══ Available records
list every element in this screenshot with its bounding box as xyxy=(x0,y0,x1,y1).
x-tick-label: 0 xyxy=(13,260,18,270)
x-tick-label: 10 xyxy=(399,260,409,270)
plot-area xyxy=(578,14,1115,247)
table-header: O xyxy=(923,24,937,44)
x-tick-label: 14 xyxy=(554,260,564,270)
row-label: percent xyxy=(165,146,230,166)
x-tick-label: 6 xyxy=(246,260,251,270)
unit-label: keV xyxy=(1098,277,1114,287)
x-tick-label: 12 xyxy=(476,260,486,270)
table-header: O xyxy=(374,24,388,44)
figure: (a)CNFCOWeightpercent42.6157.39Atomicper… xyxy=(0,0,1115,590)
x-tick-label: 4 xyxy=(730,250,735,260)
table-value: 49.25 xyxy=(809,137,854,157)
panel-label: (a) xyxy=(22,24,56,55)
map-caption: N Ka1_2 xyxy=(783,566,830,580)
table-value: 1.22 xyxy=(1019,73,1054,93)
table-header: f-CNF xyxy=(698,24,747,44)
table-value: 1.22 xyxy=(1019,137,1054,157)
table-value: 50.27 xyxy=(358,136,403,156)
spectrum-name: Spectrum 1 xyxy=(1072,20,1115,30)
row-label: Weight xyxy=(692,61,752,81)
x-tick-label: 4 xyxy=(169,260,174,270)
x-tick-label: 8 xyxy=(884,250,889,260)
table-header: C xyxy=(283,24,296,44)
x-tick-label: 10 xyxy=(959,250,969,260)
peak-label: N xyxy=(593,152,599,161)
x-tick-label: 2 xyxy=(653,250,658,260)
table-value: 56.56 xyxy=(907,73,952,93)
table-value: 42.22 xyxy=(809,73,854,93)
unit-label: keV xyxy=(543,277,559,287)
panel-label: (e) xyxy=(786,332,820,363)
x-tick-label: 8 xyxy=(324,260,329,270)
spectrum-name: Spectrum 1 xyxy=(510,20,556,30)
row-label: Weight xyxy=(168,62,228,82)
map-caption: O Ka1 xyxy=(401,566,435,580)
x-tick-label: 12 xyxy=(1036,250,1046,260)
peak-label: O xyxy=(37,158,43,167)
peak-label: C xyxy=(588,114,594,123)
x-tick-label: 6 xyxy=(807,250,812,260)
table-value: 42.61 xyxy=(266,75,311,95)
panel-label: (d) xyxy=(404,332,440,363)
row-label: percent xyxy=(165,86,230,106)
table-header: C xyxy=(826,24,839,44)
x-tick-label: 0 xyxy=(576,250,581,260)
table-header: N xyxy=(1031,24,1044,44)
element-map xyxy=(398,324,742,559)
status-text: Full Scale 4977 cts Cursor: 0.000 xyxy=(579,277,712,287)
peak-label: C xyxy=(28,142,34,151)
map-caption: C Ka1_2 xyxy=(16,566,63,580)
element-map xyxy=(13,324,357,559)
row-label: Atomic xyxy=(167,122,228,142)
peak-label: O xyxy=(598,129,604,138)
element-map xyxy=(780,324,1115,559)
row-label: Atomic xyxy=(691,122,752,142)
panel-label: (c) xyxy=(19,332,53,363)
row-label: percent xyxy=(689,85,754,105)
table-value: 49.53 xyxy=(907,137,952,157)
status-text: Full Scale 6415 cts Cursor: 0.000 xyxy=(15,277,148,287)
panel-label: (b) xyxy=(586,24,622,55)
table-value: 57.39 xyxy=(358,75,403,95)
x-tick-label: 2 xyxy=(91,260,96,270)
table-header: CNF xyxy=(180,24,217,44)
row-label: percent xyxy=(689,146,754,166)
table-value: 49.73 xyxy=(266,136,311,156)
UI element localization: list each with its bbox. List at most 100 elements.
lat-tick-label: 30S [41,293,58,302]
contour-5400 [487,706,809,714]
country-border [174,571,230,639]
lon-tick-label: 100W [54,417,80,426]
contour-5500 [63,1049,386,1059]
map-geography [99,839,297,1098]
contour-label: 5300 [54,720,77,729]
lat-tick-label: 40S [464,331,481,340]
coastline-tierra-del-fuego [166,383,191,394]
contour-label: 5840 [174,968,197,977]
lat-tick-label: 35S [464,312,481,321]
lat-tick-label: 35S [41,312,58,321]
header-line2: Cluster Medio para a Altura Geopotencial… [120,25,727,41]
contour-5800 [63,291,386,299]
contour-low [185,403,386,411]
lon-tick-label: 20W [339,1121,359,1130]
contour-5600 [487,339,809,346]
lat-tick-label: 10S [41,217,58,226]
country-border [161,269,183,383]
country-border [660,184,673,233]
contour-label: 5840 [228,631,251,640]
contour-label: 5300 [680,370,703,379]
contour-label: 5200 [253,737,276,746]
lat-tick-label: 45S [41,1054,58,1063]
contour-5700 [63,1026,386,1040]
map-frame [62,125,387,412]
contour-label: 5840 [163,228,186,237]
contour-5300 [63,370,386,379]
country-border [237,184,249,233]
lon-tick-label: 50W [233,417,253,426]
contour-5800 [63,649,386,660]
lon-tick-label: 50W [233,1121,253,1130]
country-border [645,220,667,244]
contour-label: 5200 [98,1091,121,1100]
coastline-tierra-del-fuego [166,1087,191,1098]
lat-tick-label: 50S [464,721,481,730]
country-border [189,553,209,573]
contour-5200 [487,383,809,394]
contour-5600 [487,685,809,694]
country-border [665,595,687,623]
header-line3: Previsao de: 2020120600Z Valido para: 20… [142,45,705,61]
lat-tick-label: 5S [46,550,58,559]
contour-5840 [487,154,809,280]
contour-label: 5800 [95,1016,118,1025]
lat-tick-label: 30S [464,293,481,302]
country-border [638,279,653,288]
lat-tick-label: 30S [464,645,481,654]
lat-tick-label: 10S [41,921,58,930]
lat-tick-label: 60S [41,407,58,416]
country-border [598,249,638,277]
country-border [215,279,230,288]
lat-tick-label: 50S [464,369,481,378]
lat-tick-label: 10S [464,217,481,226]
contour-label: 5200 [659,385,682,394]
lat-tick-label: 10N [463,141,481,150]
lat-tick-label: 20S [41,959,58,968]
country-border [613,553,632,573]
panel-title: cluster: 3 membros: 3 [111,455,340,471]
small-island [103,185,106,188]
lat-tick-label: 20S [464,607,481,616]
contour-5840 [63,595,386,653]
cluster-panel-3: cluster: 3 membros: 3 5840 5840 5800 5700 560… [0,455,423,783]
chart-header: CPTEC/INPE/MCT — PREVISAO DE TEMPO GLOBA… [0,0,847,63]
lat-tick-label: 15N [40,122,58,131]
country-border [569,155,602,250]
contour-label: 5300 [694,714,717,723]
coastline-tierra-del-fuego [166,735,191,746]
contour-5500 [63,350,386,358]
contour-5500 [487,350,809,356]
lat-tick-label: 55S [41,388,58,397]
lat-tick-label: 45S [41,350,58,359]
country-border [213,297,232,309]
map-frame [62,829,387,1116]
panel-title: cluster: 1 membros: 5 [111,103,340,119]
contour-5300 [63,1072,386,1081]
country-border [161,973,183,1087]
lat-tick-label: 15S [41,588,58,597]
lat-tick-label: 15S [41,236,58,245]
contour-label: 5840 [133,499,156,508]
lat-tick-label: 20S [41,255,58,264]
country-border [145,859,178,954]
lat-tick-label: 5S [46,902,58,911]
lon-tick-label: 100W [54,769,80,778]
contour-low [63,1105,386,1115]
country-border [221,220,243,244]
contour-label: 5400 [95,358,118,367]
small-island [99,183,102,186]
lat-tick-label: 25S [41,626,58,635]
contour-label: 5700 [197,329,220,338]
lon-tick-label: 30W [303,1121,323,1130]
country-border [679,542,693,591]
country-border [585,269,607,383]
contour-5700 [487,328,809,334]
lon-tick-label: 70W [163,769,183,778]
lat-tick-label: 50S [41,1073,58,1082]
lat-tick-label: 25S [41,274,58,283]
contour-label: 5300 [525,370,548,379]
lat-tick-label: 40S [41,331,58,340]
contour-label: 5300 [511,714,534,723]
════
= What is being asked =
Rewrite the rows as a JSON list of strings, one string per line and blank lines left out, starting with the first line of the rows and going on through the line with "table-value: 50.27 xyxy=(358,136,403,156)".

= Written solution =
[
  "list every element in this screenshot with its bounding box as xyxy=(x0,y0,x1,y1).",
  "x-tick-label: 0 xyxy=(13,260,18,270)",
  "x-tick-label: 10 xyxy=(399,260,409,270)",
  "plot-area xyxy=(578,14,1115,247)",
  "table-header: O xyxy=(923,24,937,44)",
  "x-tick-label: 14 xyxy=(554,260,564,270)",
  "row-label: percent xyxy=(165,146,230,166)",
  "x-tick-label: 6 xyxy=(246,260,251,270)",
  "unit-label: keV xyxy=(1098,277,1114,287)",
  "x-tick-label: 12 xyxy=(476,260,486,270)",
  "table-header: O xyxy=(374,24,388,44)",
  "figure: (a)CNFCOWeightpercent42.6157.39Atomicper… xyxy=(0,0,1115,590)",
  "x-tick-label: 4 xyxy=(730,250,735,260)",
  "table-value: 49.25 xyxy=(809,137,854,157)",
  "panel-label: (a) xyxy=(22,24,56,55)",
  "map-caption: N Ka1_2 xyxy=(783,566,830,580)",
  "table-value: 1.22 xyxy=(1019,73,1054,93)",
  "table-header: f-CNF xyxy=(698,24,747,44)",
  "table-value: 1.22 xyxy=(1019,137,1054,157)",
  "table-value: 50.27 xyxy=(358,136,403,156)"
]